--- START OF Data section ---

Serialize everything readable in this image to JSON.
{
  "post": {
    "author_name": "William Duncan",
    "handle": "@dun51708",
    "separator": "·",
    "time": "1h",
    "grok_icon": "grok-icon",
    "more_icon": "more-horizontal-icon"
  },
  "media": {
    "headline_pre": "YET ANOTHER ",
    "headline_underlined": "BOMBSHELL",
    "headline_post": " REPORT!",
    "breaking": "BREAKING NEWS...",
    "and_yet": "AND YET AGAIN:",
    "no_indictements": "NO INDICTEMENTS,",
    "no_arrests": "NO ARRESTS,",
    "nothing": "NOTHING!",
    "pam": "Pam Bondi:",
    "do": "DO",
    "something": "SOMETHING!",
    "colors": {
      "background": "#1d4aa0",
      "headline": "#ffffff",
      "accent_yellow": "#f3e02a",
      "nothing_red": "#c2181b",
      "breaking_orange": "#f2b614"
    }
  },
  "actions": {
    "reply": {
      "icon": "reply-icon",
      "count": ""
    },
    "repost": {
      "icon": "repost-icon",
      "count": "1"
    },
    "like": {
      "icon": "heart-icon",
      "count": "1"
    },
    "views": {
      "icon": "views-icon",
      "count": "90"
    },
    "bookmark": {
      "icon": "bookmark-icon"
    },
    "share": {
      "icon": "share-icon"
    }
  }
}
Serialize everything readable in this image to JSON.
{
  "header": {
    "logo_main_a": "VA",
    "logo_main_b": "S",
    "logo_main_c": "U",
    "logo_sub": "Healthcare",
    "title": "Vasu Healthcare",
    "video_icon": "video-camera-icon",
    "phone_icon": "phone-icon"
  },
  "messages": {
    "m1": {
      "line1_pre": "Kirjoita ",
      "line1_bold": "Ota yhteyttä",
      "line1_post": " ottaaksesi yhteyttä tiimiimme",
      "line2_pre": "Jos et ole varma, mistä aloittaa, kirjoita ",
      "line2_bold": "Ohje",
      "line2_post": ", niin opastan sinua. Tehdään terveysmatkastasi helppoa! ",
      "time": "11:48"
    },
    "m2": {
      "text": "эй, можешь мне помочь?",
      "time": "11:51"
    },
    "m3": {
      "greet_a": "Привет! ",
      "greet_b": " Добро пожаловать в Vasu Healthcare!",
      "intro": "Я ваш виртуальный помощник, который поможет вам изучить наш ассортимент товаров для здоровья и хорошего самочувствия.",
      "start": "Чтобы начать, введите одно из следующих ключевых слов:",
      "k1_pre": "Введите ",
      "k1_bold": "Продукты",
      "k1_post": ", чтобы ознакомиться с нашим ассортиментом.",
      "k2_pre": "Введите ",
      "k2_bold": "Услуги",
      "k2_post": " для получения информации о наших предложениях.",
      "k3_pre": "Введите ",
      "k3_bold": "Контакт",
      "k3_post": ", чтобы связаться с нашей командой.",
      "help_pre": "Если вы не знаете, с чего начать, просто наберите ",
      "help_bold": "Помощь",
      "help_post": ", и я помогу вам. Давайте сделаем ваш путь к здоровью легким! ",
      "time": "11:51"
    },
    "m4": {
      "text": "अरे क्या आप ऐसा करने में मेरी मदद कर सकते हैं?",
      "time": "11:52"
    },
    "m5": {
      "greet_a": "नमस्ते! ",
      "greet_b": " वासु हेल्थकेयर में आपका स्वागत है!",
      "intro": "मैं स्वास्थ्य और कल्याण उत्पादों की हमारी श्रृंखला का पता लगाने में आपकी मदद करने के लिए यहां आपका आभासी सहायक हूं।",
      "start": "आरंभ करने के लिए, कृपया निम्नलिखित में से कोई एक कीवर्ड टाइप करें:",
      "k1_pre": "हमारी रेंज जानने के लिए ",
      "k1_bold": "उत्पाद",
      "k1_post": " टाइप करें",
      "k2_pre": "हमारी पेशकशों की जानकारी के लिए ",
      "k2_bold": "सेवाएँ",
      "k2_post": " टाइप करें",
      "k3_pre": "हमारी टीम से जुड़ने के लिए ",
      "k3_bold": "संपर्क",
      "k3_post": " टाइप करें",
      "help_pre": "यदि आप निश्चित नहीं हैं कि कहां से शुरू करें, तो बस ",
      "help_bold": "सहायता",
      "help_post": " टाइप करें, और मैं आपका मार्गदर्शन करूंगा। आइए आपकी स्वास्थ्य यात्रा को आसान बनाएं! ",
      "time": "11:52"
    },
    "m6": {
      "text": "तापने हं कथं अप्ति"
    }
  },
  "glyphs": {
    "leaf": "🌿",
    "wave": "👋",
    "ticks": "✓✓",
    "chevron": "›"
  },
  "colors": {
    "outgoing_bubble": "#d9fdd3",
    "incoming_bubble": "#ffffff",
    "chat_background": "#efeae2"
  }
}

--- END OF Data section ---

◆ **Task objective**
Type the whole listing again, unaltered.

◆ **Exercise result**
Serialize everything readable in this image to JSON.
{
  "post": {
    "author_name": "William Duncan",
    "handle": "@dun51708",
    "separator": "·",
    "time": "1h",
    "grok_icon": "grok-icon",
    "more_icon": "more-horizontal-icon"
  },
  "media": {
    "headline_pre": "YET ANOTHER ",
    "headline_underlined": "BOMBSHELL",
    "headline_post": " REPORT!",
    "breaking": "BREAKING NEWS...",
    "and_yet": "AND YET AGAIN:",
    "no_indictements": "NO INDICTEMENTS,",
    "no_arrests": "NO ARRESTS,",
    "nothing": "NOTHING!",
    "pam": "Pam Bondi:",
    "do": "DO",
    "something": "SOMETHING!",
    "colors": {
      "background": "#1d4aa0",
      "headline": "#ffffff",
      "accent_yellow": "#f3e02a",
      "nothing_red": "#c2181b",
      "breaking_orange": "#f2b614"
    }
  },
  "actions": {
    "reply": {
      "icon": "reply-icon",
      "count": ""
    },
    "repost": {
      "icon": "repost-icon",
      "count": "1"
    },
    "like": {
      "icon": "heart-icon",
      "count": "1"
    },
    "views": {
      "icon": "views-icon",
      "count": "90"
    },
    "bookmark": {
      "icon": "bookmark-icon"
    },
    "share": {
      "icon": "share-icon"
    }
  }
}
Serialize everything readable in this image to JSON.
{
  "header": {
    "logo_main_a": "VA",
    "logo_main_b": "S",
    "logo_main_c": "U",
    "logo_sub": "Healthcare",
    "title": "Vasu Healthcare",
    "video_icon": "video-camera-icon",
    "phone_icon": "phone-icon"
  },
  "messages": {
    "m1": {
      "line1_pre": "Kirjoita ",
      "line1_bold": "Ota yhteyttä",
      "line1_post": " ottaaksesi yhteyttä tiimiimme",
      "line2_pre": "Jos et ole varma, mistä aloittaa, kirjoita ",
      "line2_bold": "Ohje",
      "line2_post": ", niin opastan sinua. Tehdään terveysmatkastasi helppoa! ",
      "time": "11:48"
    },
    "m2": {
      "text": "эй, можешь мне помочь?",
      "time": "11:51"
    },
    "m3": {
      "greet_a": "Привет! ",
      "greet_b": " Добро пожаловать в Vasu Healthcare!",
      "intro": "Я ваш виртуальный помощник, который поможет вам изучить наш ассортимент товаров для здоровья и хорошего самочувствия.",
      "start": "Чтобы начать, введите одно из следующих ключевых слов:",
      "k1_pre": "Введите ",
      "k1_bold": "Продукты",
      "k1_post": ", чтобы ознакомиться с нашим ассортиментом.",
      "k2_pre": "Введите ",
      "k2_bold": "Услуги",
      "k2_post": " для получения информации о наших предложениях.",
      "k3_pre": "Введите ",
      "k3_bold": "Контакт",
      "k3_post": ", чтобы связаться с нашей командой.",
      "help_pre": "Если вы не знаете, с чего начать, просто наберите ",
      "help_bold": "Помощь",
      "help_post": ", и я помогу вам. Давайте сделаем ваш путь к здоровью легким! ",
      "time": "11:51"
    },
    "m4": {
      "text": "अरे क्या आप ऐसा करने में मेरी मदद कर सकते हैं?",
      "time": "11:52"
    },
    "m5": {
      "greet_a": "नमस्ते! ",
      "greet_b": " वासु हेल्थकेयर में आपका स्वागत है!",
      "intro": "मैं स्वास्थ्य और कल्याण उत्पादों की हमारी श्रृंखला का पता लगाने में आपकी मदद करने के लिए यहां आपका आभासी सहायक हूं।",
      "start": "आरंभ करने के लिए, कृपया निम्नलिखित में से कोई एक कीवर्ड टाइप करें:",
      "k1_pre": "हमारी रेंज जानने के लिए ",
      "k1_bold": "उत्पाद",
      "k1_post": " टाइप करें",
      "k2_pre": "हमारी पेशकशों की जानकारी के लिए ",
      "k2_bold": "सेवाएँ",
      "k2_post": " टाइप करें",
      "k3_pre": "हमारी टीम से जुड़ने के लिए ",
      "k3_bold": "संपर्क",
      "k3_post": " टाइप करें",
      "help_pre": "यदि आप निश्चित नहीं हैं कि कहां से शुरू करें, तो बस ",
      "help_bold": "सहायता",
      "help_post": " टाइप करें, और मैं आपका मार्गदर्शन करूंगा। आइए आपकी स्वास्थ्य यात्रा को आसान बनाएं! ",
      "time": "11:52"
    },
    "m6": {
      "text": "तापने हं कथं अप्ति"
    }
  },
  "glyphs": {
    "leaf": "🌿",
    "wave": "👋",
    "ticks": "✓✓",
    "chevron": "›"
  },
  "colors": {
    "outgoing_bubble": "#d9fdd3",
    "incoming_bubble": "#ffffff",
    "chat_background": "#efeae2"
  }
}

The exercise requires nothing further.